## [Exercise directions]
Using the listing below, copy every line that mentions "twierdzi".

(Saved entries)
**********

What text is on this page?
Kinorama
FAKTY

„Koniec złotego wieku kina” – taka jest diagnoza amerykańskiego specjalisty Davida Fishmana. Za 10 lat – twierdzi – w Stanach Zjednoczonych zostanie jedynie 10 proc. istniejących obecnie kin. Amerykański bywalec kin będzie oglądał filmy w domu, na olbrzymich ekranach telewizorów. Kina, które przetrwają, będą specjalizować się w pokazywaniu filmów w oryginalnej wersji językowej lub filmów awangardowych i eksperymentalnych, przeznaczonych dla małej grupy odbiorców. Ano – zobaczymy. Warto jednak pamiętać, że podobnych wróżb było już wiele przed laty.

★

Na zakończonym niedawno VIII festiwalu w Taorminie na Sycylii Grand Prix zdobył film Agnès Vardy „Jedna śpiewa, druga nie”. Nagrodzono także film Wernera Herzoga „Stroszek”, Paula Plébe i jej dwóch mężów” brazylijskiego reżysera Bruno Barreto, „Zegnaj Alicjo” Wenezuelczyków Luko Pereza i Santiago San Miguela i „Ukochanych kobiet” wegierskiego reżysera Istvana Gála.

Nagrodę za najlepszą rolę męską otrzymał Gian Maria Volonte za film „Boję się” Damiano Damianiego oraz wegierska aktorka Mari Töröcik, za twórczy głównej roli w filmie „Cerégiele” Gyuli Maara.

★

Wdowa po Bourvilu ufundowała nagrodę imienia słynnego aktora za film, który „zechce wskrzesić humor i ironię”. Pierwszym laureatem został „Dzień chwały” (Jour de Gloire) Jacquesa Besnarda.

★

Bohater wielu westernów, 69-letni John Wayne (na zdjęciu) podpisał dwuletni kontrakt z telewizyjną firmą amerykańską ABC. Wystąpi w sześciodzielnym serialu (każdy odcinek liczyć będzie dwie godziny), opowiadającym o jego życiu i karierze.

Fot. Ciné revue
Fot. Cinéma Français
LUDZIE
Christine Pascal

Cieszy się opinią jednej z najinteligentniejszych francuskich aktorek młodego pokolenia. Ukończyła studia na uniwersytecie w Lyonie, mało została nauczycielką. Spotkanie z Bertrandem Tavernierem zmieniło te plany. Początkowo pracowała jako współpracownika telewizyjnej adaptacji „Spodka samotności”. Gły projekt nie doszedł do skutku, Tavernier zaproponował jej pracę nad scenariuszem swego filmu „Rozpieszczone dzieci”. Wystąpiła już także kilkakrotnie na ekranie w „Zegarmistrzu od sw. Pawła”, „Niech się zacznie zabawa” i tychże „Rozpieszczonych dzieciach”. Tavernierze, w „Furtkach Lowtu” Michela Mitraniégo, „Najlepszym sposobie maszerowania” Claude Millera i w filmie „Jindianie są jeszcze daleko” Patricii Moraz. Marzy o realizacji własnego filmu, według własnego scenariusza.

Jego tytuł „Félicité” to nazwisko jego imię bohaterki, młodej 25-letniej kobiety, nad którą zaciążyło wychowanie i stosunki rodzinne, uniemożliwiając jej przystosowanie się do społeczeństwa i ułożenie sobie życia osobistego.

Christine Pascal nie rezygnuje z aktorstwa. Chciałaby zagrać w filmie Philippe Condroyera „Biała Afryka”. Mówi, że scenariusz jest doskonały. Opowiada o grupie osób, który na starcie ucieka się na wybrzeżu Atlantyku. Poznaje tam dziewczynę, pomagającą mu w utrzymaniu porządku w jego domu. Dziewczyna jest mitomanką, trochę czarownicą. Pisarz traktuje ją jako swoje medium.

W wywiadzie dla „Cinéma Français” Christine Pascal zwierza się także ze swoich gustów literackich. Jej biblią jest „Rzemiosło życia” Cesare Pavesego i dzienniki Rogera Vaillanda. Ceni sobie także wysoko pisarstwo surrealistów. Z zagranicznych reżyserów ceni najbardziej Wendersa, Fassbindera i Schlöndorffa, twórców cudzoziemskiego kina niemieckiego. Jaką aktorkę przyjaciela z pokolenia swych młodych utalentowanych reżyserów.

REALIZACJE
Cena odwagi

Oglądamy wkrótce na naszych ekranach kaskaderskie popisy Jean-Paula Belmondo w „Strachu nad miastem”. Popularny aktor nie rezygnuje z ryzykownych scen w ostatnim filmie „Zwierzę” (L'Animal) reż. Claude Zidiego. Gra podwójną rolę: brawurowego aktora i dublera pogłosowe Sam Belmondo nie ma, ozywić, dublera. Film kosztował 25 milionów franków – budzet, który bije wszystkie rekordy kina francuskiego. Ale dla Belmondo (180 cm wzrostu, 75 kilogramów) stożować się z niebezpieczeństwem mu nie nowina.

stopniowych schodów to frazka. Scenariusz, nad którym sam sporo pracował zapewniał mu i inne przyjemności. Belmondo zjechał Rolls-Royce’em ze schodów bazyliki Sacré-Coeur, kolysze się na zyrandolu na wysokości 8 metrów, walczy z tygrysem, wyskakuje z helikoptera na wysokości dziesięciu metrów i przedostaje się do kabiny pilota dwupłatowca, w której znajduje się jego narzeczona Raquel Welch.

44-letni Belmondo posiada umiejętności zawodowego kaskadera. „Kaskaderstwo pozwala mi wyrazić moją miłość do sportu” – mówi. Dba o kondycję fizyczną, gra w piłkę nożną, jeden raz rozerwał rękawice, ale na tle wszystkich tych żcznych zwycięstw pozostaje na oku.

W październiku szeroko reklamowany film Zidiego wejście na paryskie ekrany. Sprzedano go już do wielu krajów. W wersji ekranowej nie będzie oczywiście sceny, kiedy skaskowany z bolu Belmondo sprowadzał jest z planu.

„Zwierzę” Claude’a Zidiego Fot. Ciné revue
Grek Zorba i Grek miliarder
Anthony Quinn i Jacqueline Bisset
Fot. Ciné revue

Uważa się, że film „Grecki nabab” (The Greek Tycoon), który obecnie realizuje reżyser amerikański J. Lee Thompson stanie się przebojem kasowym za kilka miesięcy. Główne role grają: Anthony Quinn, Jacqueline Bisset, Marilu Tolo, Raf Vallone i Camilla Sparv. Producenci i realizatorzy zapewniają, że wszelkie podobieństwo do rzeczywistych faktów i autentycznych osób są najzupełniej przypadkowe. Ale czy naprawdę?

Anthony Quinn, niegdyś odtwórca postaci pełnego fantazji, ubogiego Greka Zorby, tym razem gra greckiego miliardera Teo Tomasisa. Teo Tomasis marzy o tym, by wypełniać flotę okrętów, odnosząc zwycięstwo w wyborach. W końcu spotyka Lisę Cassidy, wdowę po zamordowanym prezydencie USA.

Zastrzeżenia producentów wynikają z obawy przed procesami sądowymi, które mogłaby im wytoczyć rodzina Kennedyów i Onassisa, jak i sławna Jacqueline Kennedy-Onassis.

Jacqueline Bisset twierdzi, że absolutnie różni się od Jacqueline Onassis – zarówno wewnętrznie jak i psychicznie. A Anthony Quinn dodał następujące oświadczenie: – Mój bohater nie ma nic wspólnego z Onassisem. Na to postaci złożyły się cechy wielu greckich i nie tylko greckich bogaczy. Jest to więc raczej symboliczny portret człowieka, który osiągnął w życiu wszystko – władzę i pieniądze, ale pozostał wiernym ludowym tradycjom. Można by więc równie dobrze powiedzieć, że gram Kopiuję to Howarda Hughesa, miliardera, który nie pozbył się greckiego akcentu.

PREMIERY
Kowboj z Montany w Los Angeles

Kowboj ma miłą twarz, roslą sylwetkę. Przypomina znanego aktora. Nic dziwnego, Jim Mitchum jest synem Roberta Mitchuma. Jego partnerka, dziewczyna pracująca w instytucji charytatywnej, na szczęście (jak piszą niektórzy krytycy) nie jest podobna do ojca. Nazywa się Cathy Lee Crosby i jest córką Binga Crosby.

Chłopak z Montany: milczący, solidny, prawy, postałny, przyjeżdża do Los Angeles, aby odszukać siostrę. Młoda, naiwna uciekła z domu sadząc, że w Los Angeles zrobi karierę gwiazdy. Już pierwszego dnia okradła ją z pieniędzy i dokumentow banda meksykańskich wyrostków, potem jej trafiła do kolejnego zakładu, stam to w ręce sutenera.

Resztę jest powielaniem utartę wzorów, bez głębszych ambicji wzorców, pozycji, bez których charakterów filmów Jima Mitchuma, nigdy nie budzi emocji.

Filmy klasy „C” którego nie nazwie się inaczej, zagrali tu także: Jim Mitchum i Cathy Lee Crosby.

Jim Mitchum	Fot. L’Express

**********

## [Output]
„Koniec złotego wieku kina” – taka jest diagnoza amerykańskiego specjalisty Davida Fishmana. Za 10 lat – twierdzi – w Stanach Zjednoczonych zostanie jedynie 10 proc. istniejących obecnie kin. Amerykański bywalec kin będzie oglądał filmy w domu, na olbrzymich ekranach telewizorów. Kina, które przetrwają, będą specjalizować się w pokazywaniu filmów w oryginalnej wersji językowej lub filmów awangardowych i eksperymentalnych, przeznaczonych dla małej grupy odbiorców. Ano – zobaczymy. Warto jednak pamiętać, że podobnych wróżb było już wiele przed laty.
Jacqueline Bisset twierdzi, że absolutnie różni się od Jacqueline Onassis – zarówno wewnętrznie jak i psychicznie. A Anthony Quinn dodał następujące oświadczenie: – Mój bohater nie ma nic wspólnego z Onassisem. Na to postaci złożyły się cechy wielu greckich i nie tylko greckich bogaczy. Jest to więc raczej symboliczny portret człowieka, który osiągnął w życiu wszystko – władzę i pieniądze, ale pozostał wiernym ludowym tradycjom. Można by więc równie dobrze powiedzieć, że gram Kopiuję to Howarda Hughesa, miliardera, który nie pozbył się greckiego akcentu.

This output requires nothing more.